→ **Source data**
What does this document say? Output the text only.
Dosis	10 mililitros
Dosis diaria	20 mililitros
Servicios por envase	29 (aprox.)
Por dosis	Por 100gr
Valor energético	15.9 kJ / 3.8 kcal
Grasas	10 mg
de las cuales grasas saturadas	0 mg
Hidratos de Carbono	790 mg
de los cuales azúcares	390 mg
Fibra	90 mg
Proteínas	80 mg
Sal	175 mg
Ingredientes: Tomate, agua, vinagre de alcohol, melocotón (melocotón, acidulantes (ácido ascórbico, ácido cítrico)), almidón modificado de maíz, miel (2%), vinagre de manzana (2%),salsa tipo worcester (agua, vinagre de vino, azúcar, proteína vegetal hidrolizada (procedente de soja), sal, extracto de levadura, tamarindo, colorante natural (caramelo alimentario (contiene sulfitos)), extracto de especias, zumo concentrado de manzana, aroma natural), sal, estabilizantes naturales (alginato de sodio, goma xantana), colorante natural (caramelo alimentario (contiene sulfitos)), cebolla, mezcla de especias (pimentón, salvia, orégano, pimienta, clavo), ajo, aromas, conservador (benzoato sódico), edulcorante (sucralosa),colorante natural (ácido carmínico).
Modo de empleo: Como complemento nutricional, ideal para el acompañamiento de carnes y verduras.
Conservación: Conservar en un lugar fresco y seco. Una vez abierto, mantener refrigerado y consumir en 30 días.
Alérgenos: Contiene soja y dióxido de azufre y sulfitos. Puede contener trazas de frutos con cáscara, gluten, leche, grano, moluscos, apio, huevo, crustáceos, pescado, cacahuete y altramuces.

* * *

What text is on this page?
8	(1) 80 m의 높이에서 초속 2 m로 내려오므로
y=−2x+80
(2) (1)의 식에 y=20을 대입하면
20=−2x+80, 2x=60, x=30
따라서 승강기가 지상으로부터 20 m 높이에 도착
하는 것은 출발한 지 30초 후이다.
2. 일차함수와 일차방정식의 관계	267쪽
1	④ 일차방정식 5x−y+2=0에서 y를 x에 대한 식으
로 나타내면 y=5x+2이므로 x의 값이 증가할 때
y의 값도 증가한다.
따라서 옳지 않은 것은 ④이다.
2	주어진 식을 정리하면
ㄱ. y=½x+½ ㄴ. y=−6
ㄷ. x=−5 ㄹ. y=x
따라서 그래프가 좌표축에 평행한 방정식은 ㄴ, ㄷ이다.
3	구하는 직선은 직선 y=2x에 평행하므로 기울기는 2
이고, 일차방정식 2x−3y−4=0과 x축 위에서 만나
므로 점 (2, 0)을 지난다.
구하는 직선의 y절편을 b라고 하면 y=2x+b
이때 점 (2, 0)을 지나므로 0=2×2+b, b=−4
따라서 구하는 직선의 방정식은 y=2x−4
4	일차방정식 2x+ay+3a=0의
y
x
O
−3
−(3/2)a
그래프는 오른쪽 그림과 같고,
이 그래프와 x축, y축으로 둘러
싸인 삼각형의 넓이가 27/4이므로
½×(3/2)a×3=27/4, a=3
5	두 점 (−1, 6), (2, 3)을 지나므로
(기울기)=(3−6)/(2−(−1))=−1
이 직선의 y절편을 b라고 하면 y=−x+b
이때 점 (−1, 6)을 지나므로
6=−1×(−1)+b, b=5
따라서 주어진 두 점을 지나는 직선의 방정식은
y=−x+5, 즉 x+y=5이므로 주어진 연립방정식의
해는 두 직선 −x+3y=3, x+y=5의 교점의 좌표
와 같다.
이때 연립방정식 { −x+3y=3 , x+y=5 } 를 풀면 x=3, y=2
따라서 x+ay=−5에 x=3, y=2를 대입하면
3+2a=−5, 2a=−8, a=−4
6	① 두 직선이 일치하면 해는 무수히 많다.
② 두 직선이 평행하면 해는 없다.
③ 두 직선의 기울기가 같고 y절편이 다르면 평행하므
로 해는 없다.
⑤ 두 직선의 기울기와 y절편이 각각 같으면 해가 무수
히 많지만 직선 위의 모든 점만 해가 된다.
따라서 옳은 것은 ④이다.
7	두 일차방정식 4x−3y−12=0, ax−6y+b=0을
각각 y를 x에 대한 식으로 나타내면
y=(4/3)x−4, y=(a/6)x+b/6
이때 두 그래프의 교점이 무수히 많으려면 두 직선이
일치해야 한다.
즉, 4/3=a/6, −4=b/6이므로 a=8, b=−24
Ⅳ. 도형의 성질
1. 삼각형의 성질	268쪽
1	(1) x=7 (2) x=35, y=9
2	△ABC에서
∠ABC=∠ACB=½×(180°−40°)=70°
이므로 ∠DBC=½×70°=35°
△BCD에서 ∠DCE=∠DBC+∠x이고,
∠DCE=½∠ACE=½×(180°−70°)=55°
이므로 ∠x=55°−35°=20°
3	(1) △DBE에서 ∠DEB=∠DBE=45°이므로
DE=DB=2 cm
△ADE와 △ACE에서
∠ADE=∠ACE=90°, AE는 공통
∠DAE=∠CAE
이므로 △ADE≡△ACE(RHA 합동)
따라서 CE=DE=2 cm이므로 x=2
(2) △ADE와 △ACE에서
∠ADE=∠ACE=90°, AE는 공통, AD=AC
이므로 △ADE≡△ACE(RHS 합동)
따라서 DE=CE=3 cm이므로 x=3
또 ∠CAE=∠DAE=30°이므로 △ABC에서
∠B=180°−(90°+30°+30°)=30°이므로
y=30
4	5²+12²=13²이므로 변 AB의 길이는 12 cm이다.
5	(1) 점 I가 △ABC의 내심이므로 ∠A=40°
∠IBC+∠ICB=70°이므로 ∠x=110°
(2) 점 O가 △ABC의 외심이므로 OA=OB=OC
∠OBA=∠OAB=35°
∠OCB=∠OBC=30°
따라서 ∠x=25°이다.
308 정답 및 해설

→ **Required work**
Look through the entries above and list every line containing "text".

→ **Written answer**
What does this document say? Output the text only.
What text is on this page?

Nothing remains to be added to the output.